WHAT IS ASKED:
Will you transcribe the entries that follow, exactly and in full?

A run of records
______
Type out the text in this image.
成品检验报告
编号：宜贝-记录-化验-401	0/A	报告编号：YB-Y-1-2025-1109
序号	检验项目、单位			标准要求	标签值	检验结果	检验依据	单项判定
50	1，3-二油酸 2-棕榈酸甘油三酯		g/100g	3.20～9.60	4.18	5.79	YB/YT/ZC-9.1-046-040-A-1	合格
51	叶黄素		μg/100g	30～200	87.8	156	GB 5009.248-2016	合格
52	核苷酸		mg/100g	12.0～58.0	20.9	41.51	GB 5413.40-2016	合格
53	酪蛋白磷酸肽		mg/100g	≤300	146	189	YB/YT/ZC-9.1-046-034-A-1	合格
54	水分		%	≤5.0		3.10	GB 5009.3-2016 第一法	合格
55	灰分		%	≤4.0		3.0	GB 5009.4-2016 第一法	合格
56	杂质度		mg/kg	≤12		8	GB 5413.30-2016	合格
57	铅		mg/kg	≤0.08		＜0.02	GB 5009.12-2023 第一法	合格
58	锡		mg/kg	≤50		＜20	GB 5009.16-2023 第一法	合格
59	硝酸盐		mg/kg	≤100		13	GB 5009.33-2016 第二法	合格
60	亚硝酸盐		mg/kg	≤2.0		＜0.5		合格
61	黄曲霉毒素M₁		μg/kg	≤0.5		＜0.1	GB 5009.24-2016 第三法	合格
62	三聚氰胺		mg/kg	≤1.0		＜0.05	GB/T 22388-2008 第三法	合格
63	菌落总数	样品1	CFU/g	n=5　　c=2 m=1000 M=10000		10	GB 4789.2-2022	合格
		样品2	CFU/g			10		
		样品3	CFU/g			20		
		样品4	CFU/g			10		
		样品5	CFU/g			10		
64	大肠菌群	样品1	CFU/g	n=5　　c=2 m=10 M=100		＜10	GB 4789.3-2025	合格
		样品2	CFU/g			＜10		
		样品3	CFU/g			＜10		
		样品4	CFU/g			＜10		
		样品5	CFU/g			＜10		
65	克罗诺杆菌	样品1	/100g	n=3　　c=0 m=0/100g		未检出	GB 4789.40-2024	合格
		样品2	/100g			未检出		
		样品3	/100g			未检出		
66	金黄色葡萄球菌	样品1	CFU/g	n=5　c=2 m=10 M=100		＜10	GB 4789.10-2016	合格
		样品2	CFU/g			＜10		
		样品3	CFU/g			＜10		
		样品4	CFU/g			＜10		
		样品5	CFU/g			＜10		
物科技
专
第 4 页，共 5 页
______
THE COMPLETED TASK:
Type out the text in this image.
成品检验报告
编号：宜贝-记录-化验-401	0/A	报告编号：YB-Y-1-2025-1109
序号	检验项目、单位			标准要求	标签值	检验结果	检验依据	单项判定
50	1，3-二油酸 2-棕榈酸甘油三酯		g/100g	3.20～9.60	4.18	5.79	YB/YT/ZC-9.1-046-040-A-1	合格
51	叶黄素		μg/100g	30～200	87.8	156	GB 5009.248-2016	合格
52	核苷酸		mg/100g	12.0～58.0	20.9	41.51	GB 5413.40-2016	合格
53	酪蛋白磷酸肽		mg/100g	≤300	146	189	YB/YT/ZC-9.1-046-034-A-1	合格
54	水分		%	≤5.0		3.10	GB 5009.3-2016 第一法	合格
55	灰分		%	≤4.0		3.0	GB 5009.4-2016 第一法	合格
56	杂质度		mg/kg	≤12		8	GB 5413.30-2016	合格
57	铅		mg/kg	≤0.08		＜0.02	GB 5009.12-2023 第一法	合格
58	锡		mg/kg	≤50		＜20	GB 5009.16-2023 第一法	合格
59	硝酸盐		mg/kg	≤100		13	GB 5009.33-2016 第二法	合格
60	亚硝酸盐		mg/kg	≤2.0		＜0.5		合格
61	黄曲霉毒素M₁		μg/kg	≤0.5		＜0.1	GB 5009.24-2016 第三法	合格
62	三聚氰胺		mg/kg	≤1.0		＜0.05	GB/T 22388-2008 第三法	合格
63	菌落总数	样品1	CFU/g	n=5　　c=2 m=1000 M=10000		10	GB 4789.2-2022	合格
		样品2	CFU/g			10		
		样品3	CFU/g			20		
		样品4	CFU/g			10		
		样品5	CFU/g			10		
64	大肠菌群	样品1	CFU/g	n=5　　c=2 m=10 M=100		＜10	GB 4789.3-2025	合格
		样品2	CFU/g			＜10		
		样品3	CFU/g			＜10		
		样品4	CFU/g			＜10		
		样品5	CFU/g			＜10		
65	克罗诺杆菌	样品1	/100g	n=3　　c=0 m=0/100g		未检出	GB 4789.40-2024	合格
		样品2	/100g			未检出		
		样品3	/100g			未检出		
66	金黄色葡萄球菌	样品1	CFU/g	n=5　c=2 m=10 M=100		＜10	GB 4789.10-2016	合格
		样品2	CFU/g			＜10		
		样品3	CFU/g			＜10		
		样品4	CFU/g			＜10		
		样品5	CFU/g			＜10		
物科技
专
第 4 页，共 5 页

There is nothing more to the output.